>> begin SOURCE PASSAGE
Posts from entrepreneurship

The Finance Function: Looking Back And Looking Forward

High growth companies need to have a strong finance function. You can’t drive a car (or a plane) without some instrumentation. Most importantly, you need to know when you are going to run out of gas (or electricity).

The mission critical things that must be done in the finance function are mostly accounting related functions; pay bills, make payroll, keep track of expenses, maintain the books and records of the company. These are “must dos” and you need a person who has an accounting background to do most of them. But these are all “looking back” functions in the way I think about the finance function.

What is even more important in a high growth situation is the ability to look forward, to project, and to make sure that the company doesn’t run out of money.

In order to look forward, you need to know where you are, and that requires a solid baseline derived from looking back. So one feeds the other. But they are different.

Looking forward requires modeling and it requires the ability to anticipate. An example of this is “we are going to get a big order from a new customer next month, let’s put that revenue into the model.” But if you don’t anticipate that it may take up to ninety (or more) days to collect that revenue, then you have messed up the modeling and that is the sort of rookie error that could lead to an unexpected cash crisis.

There are many reasons why a company needs a forward looking projection to run the business but avoiding the unexpected cash crisis is number on on that list in my view.

In my experience, the people who are strong at the looking back function are often not strong at the looking forward function. You may need different people to do these roles. In a large company, there are entirely different departments that do these functions. There is an accounting department and there is a financial planning department (often called FP&A).

If you are a small company and have limited resources, you will often attempt to get both the look back and the look forward from the same person. If you aren’t getting what you want in doing that, don’t be surprised. I would rather see a small company outsource the accounting work and staff for the planning/modeling work. Accounting is a bit of a commodity, many people can do it well. Seeing the future from around the corner is most definitely not commodity and if you have someone who can do that well, hold on to them, pay them well, and make sure they are happy and rewarded in the job.

Because looking forward is really where it is at in the finance function at the end of the day. That’s where the good stuff and the bad stuff mostly happen. And when it is done well, it is a thing of beauty.

The Diverse Syndicate

Startups are generally not funded by just one investor. They are usually funded by a collection of investors; the angel syndicate, followed by the seed syndicate, followed by the VC syndicate.

This gives the founder the opportunity to gain insights and advice from a group of people versus just one.

I was sitting next to a VC last night who brought up the age old question – operator vs investor? She is a successful early stage investor who has never been an operator.
>> end SOURCE PASSAGE
>> begin RECORD EXTRACTS
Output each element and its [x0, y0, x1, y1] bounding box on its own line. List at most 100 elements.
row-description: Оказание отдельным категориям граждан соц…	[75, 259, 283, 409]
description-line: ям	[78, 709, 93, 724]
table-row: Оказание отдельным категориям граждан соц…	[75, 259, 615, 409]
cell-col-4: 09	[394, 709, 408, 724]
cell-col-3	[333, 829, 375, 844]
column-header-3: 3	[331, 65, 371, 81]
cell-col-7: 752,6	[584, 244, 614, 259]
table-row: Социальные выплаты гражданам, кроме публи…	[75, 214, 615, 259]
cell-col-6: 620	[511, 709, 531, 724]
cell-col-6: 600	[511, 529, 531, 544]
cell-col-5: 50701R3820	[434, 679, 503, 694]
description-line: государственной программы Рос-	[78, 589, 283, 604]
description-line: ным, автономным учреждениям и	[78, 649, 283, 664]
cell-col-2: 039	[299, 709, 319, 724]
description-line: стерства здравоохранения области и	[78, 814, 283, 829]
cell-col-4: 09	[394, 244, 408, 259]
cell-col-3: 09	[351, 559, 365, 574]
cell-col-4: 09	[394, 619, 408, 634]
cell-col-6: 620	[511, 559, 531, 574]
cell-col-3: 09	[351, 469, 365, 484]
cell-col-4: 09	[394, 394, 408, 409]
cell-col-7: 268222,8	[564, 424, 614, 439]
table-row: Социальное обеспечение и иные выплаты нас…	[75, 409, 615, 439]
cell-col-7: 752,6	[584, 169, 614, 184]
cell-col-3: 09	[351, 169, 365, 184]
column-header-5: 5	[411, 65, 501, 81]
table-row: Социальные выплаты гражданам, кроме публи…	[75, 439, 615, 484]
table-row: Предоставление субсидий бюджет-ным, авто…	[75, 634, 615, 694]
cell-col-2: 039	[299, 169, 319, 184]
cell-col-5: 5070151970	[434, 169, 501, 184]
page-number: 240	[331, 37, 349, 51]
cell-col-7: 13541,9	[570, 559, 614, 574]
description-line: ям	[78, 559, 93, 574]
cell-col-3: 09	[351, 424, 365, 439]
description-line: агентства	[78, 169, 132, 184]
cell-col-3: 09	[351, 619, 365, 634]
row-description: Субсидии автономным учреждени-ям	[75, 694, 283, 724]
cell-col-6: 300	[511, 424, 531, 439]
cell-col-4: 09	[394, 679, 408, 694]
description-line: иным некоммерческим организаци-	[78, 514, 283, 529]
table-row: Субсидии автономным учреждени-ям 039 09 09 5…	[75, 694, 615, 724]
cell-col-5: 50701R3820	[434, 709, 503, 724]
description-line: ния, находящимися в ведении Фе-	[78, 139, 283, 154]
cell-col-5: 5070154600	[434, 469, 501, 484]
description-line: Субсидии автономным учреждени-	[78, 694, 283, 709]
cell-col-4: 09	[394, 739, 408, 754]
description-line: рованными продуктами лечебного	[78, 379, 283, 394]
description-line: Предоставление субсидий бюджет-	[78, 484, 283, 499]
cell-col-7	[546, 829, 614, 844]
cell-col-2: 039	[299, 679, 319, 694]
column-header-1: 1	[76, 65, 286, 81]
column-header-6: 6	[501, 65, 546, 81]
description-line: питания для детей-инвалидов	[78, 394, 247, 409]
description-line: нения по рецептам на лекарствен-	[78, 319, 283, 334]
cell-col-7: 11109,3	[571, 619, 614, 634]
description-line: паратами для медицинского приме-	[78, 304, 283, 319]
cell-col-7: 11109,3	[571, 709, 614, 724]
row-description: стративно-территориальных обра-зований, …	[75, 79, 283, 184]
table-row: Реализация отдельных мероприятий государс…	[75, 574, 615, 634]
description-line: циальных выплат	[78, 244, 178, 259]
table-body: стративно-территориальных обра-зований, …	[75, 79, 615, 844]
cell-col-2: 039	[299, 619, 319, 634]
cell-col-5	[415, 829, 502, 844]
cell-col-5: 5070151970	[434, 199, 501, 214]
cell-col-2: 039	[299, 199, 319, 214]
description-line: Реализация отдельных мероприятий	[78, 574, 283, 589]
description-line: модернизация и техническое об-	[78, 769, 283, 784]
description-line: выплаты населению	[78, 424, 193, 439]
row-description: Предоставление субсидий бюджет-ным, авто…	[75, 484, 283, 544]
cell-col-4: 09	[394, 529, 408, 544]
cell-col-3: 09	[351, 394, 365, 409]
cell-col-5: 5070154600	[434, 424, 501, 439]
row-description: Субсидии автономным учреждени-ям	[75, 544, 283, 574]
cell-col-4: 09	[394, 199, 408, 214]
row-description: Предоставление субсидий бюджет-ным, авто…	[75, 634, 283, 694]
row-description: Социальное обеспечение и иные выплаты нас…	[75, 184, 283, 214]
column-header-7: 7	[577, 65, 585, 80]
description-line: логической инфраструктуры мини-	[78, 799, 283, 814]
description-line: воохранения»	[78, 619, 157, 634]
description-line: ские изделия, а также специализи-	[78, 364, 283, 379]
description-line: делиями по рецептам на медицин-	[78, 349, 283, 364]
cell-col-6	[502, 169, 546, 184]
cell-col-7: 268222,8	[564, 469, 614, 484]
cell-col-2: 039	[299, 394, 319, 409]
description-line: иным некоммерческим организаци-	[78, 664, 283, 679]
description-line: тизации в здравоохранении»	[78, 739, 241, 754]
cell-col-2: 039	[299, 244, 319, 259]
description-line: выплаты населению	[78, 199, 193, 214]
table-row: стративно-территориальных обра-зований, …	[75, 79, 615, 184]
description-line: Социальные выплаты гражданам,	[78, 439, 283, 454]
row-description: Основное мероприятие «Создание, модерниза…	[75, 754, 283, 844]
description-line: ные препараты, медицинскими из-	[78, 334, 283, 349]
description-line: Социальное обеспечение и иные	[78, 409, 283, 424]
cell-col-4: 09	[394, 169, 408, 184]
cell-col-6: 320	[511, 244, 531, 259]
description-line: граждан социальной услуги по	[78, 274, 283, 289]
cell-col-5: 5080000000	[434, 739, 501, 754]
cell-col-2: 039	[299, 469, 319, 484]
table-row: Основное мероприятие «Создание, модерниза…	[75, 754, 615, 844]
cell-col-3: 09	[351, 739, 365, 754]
>> end RECORD EXTRACTS
THINGS TO DO:
a – Answer these questions from the blog excerpt:
(i) By what name is the financial planning department of a large company often called?
(ii) How long may it take to collect the revenue from a big order from a new customer?
(iii) Which syndicate follows the angel syndicate in funding a startup?
b – Write out the stretch of the blog excerpt from "Posts from entrepreneurship" through "out of money.".
Rely solely on the blog excerpt when responding.

WORKED ANSWERS:
a –
(i) FP&A
(ii) Up to ninety (or more) days
(iii) The seed syndicate

b –
Posts from entrepreneurship

The Finance Function: Looking Back And Looking Forward

High growth companies need to have a strong finance function. You can’t drive a car (or a plane) without some instrumentation. Most importantly, you need to know when you are going to run out of gas (or electricity).

The mission critical things that must be done in the finance function are mostly accounting related functions; pay bills, make payroll, keep track of expenses, maintain the books and records of the company. These are “must dos” and you need a person who has an accounting background to do most of them. But these are all “looking back” functions in the way I think about the finance function.

What is even more important in a high growth situation is the ability to look forward, to project, and to make sure that the company doesn’t run out of money.